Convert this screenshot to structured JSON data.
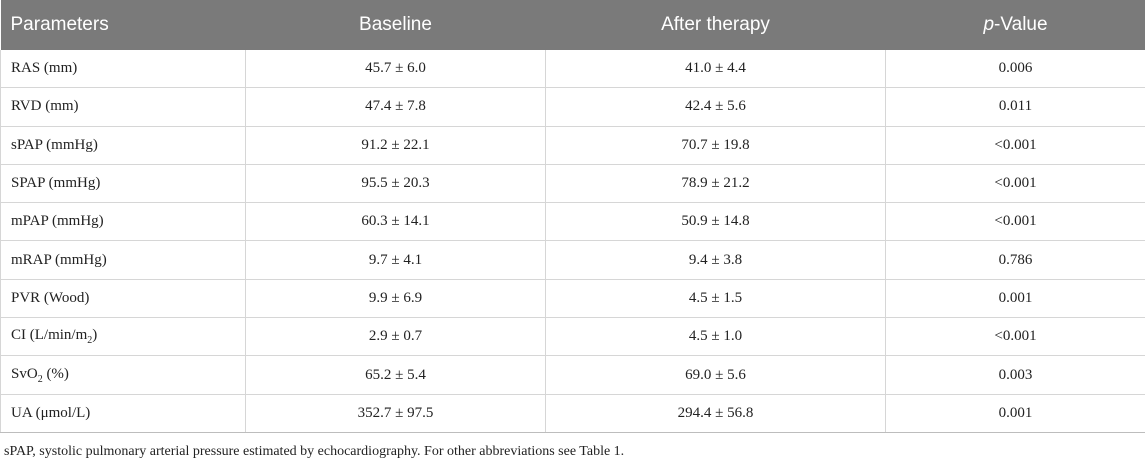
{
  "table": {
    "headers": [
      "Parameters",
      "Baseline",
      "After therapy",
      "p",
      "-Value"
    ],
    "rows": [
      {
        "param": "RAS (mm)",
        "baseline": "45.7 ± 6.0",
        "after": "41.0 ± 4.4",
        "p": "0.006"
      },
      {
        "param": "RVD (mm)",
        "baseline": "47.4 ± 7.8",
        "after": "42.4 ± 5.6",
        "p": "0.011"
      },
      {
        "param": "sPAP (mmHg)",
        "baseline": "91.2 ± 22.1",
        "after": "70.7 ± 19.8",
        "p": "<0.001"
      },
      {
        "param": "SPAP (mmHg)",
        "baseline": "95.5 ± 20.3",
        "after": "78.9 ± 21.2",
        "p": "<0.001"
      },
      {
        "param": "mPAP (mmHg)",
        "baseline": "60.3 ± 14.1",
        "after": "50.9 ± 14.8",
        "p": "<0.001"
      },
      {
        "param": "mRAP (mmHg)",
        "baseline": "9.7 ± 4.1",
        "after": "9.4 ± 3.8",
        "p": "0.786"
      },
      {
        "param": "PVR (Wood)",
        "baseline": "9.9 ± 6.9",
        "after": "4.5 ± 1.5",
        "p": "0.001"
      },
      {
        "param_parts": [
          "CI (L/min/m",
          "2",
          ")"
        ],
        "baseline": "2.9 ± 0.7",
        "after": "4.5 ± 1.0",
        "p": "<0.001"
      },
      {
        "param_parts": [
          "SvO",
          "2",
          " (%)"
        ],
        "baseline": "65.2 ± 5.4",
        "after": "69.0 ± 5.6",
        "p": "0.003"
      },
      {
        "param": "UA (μmol/L)",
        "baseline": "352.7 ± 97.5",
        "after": "294.4 ± 56.8",
        "p": "0.001"
      }
    ]
  },
  "footnote": "sPAP, systolic pulmonary arterial pressure estimated by echocardiography. For other abbreviations see Table 1."
}
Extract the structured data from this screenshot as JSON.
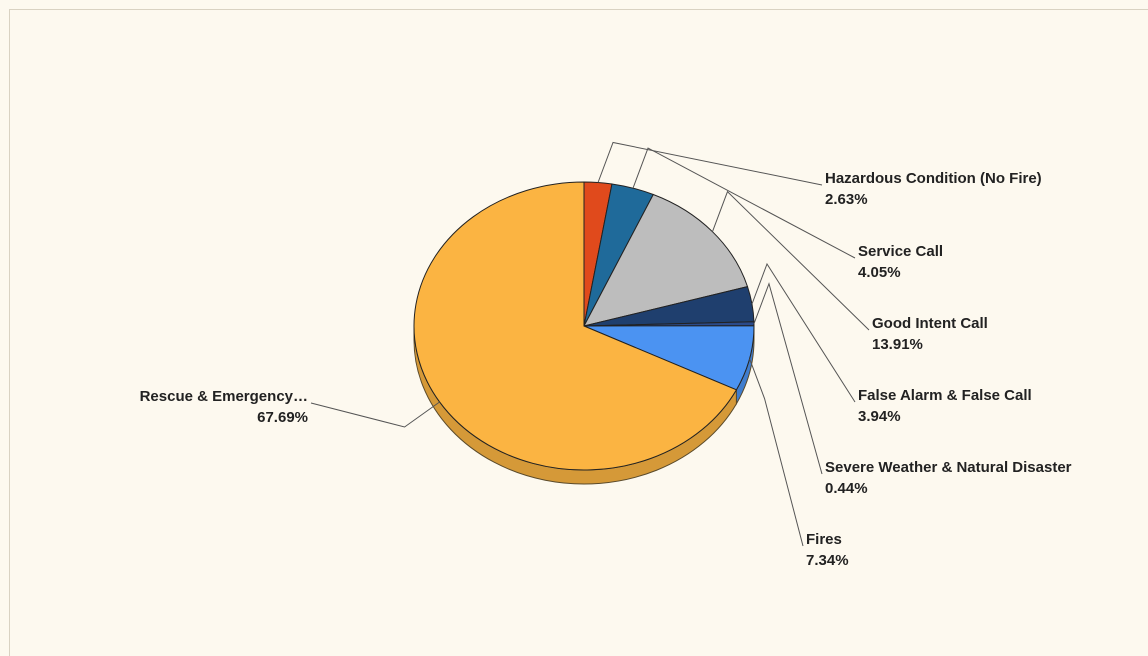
{
  "chart_data": {
    "type": "pie",
    "title": "",
    "style": "3d-pie",
    "legend": "none",
    "slices": [
      {
        "label": "Hazardous Condition (No Fire)",
        "value": 2.63,
        "value_label": "2.63%",
        "color": "#e04a1c"
      },
      {
        "label": "Service Call",
        "value": 4.05,
        "value_label": "4.05%",
        "color": "#1f6a9a"
      },
      {
        "label": "Good Intent Call",
        "value": 13.91,
        "value_label": "13.91%",
        "color": "#bdbdbd"
      },
      {
        "label": "False Alarm & False Call",
        "value": 3.94,
        "value_label": "3.94%",
        "color": "#1f3f6e"
      },
      {
        "label": "Severe Weather & Natural Disaster",
        "value": 0.44,
        "value_label": "0.44%",
        "color": "#2a4a8a"
      },
      {
        "label": "Fires",
        "value": 7.34,
        "value_label": "7.34%",
        "color": "#4b93f2"
      },
      {
        "label": "Rescue & Emergency…",
        "value": 67.69,
        "value_label": "67.69%",
        "color": "#fbb442"
      }
    ]
  }
}
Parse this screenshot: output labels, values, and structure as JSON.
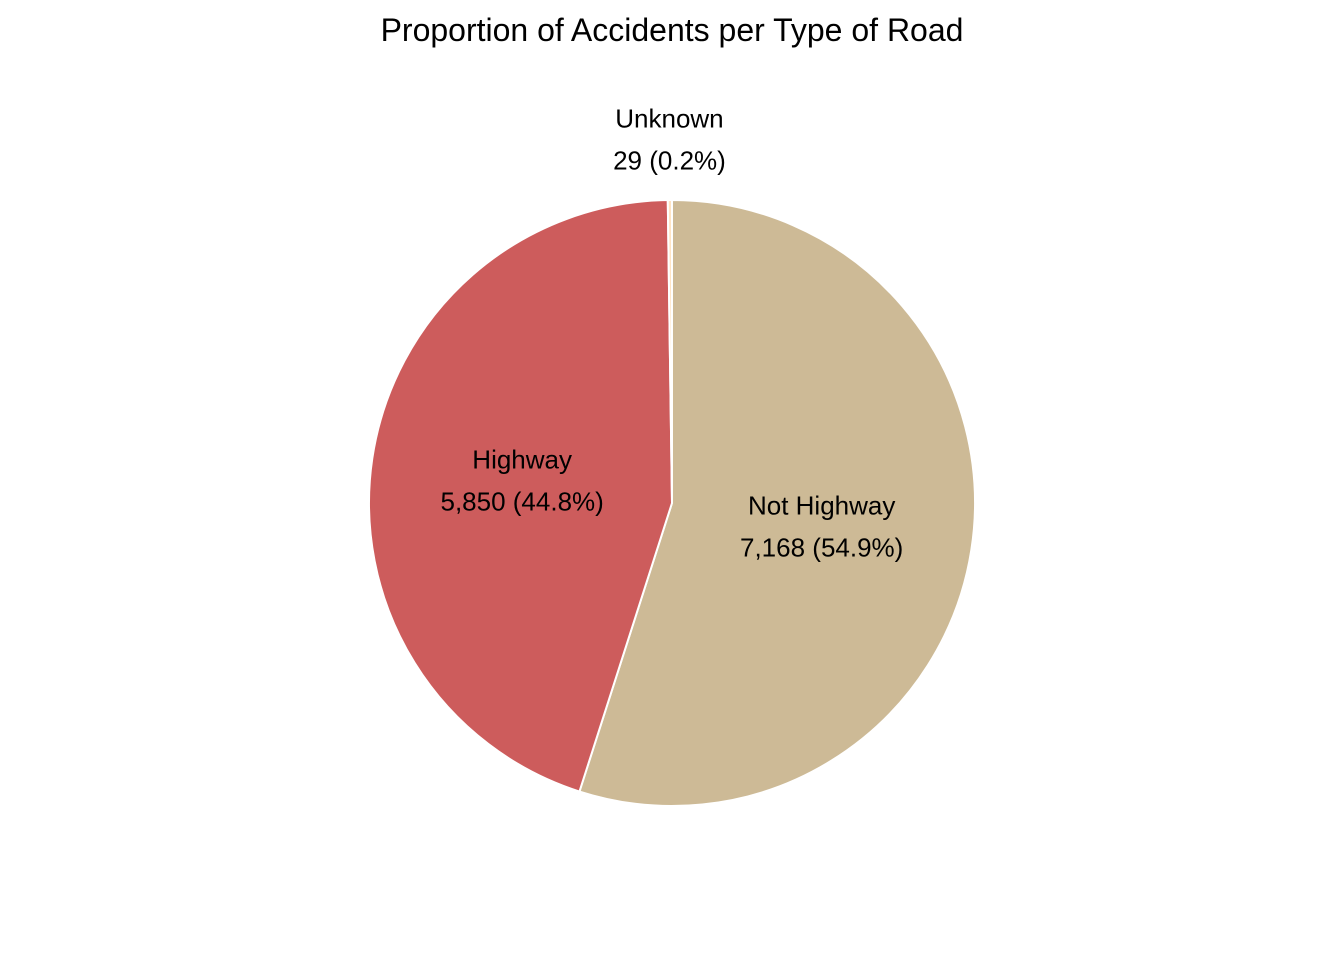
{
  "chart_data": {
    "type": "pie",
    "title": "Proportion of Accidents per Type of Road",
    "start_angle_deg": 90,
    "direction": "clockwise",
    "slices": [
      {
        "label": "Not Highway",
        "value": 7168,
        "value_text": "7,168 (54.9%)",
        "percent": 54.9,
        "color": "#CDBA96"
      },
      {
        "label": "Highway",
        "value": 5850,
        "value_text": "5,850 (44.8%)",
        "percent": 44.8,
        "color": "#CD5C5C"
      },
      {
        "label": "Unknown",
        "value": 29,
        "value_text": "29 (0.2%)",
        "percent": 0.2,
        "color": "#FFE4C4"
      }
    ],
    "slice_border_color": "#ffffff",
    "legend": "none"
  }
}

[STATED PROBLEM] Write out the material above once more, exactly as it reads, with no pictures.

[RESULT BELOW]
Convert this screenshot to structured JSON data.
{
  "table": {
    "headers": [
      "Parameters",
      "Baseline",
      "After therapy",
      "p",
      "-Value"
    ],
    "rows": [
      {
        "param": "RAS (mm)",
        "baseline": "45.7 ± 6.0",
        "after": "41.0 ± 4.4",
        "p": "0.006"
      },
      {
        "param": "RVD (mm)",
        "baseline": "47.4 ± 7.8",
        "after": "42.4 ± 5.6",
        "p": "0.011"
      },
      {
        "param": "sPAP (mmHg)",
        "baseline": "91.2 ± 22.1",
        "after": "70.7 ± 19.8",
        "p": "<0.001"
      },
      {
        "param": "SPAP (mmHg)",
        "baseline": "95.5 ± 20.3",
        "after": "78.9 ± 21.2",
        "p": "<0.001"
      },
      {
        "param": "mPAP (mmHg)",
        "baseline": "60.3 ± 14.1",
        "after": "50.9 ± 14.8",
        "p": "<0.001"
      },
      {
        "param": "mRAP (mmHg)",
        "baseline": "9.7 ± 4.1",
        "after": "9.4 ± 3.8",
        "p": "0.786"
      },
      {
        "param": "PVR (Wood)",
        "baseline": "9.9 ± 6.9",
        "after": "4.5 ± 1.5",
        "p": "0.001"
      },
      {
        "param_parts": [
          "CI (L/min/m",
          "2",
          ")"
        ],
        "baseline": "2.9 ± 0.7",
        "after": "4.5 ± 1.0",
        "p": "<0.001"
      },
      {
        "param_parts": [
          "SvO",
          "2",
          " (%)"
        ],
        "baseline": "65.2 ± 5.4",
        "after": "69.0 ± 5.6",
        "p": "0.003"
      },
      {
        "param": "UA (μmol/L)",
        "baseline": "352.7 ± 97.5",
        "after": "294.4 ± 56.8",
        "p": "0.001"
      }
    ]
  },
  "footnote": "sPAP, systolic pulmonary arterial pressure estimated by echocardiography. For other abbreviations see Table 1."
}
Extract the structured data from this screenshot as JSON.
{
  "chart_data": {
    "type": "pie",
    "title": "",
    "style": "3d-pie",
    "legend": "none",
    "slices": [
      {
        "label": "Hazardous Condition (No Fire)",
        "value": 2.63,
        "value_label": "2.63%",
        "color": "#e04a1c"
      },
      {
        "label": "Service Call",
        "value": 4.05,
        "value_label": "4.05%",
        "color": "#1f6a9a"
      },
      {
        "label": "Good Intent Call",
        "value": 13.91,
        "value_label": "13.91%",
        "color": "#bdbdbd"
      },
      {
        "label": "False Alarm & False Call",
        "value": 3.94,
        "value_label": "3.94%",
        "color": "#1f3f6e"
      },
      {
        "label": "Severe Weather & Natural Disaster",
        "value": 0.44,
        "value_label": "0.44%",
        "color": "#2a4a8a"
      },
      {
        "label": "Fires",
        "value": 7.34,
        "value_label": "7.34%",
        "color": "#4b93f2"
      },
      {
        "label": "Rescue & Emergency…",
        "value": 67.69,
        "value_label": "67.69%",
        "color": "#fbb442"
      }
    ]
  }
}
Parse this screenshot: output labels, values, and structure as JSON.
{
  "chart_data": {
    "type": "pie",
    "title": "Proportion of Accidents per Type of Road",
    "start_angle_deg": 90,
    "direction": "clockwise",
    "slices": [
      {
        "label": "Not Highway",
        "value": 7168,
        "value_text": "7,168 (54.9%)",
        "percent": 54.9,
        "color": "#CDBA96"
      },
      {
        "label": "Highway",
        "value": 5850,
        "value_text": "5,850 (44.8%)",
        "percent": 44.8,
        "color": "#CD5C5C"
      },
      {
        "label": "Unknown",
        "value": 29,
        "value_text": "29 (0.2%)",
        "percent": 0.2,
        "color": "#FFE4C4"
      }
    ],
    "slice_border_color": "#ffffff",
    "legend": "none"
  }
}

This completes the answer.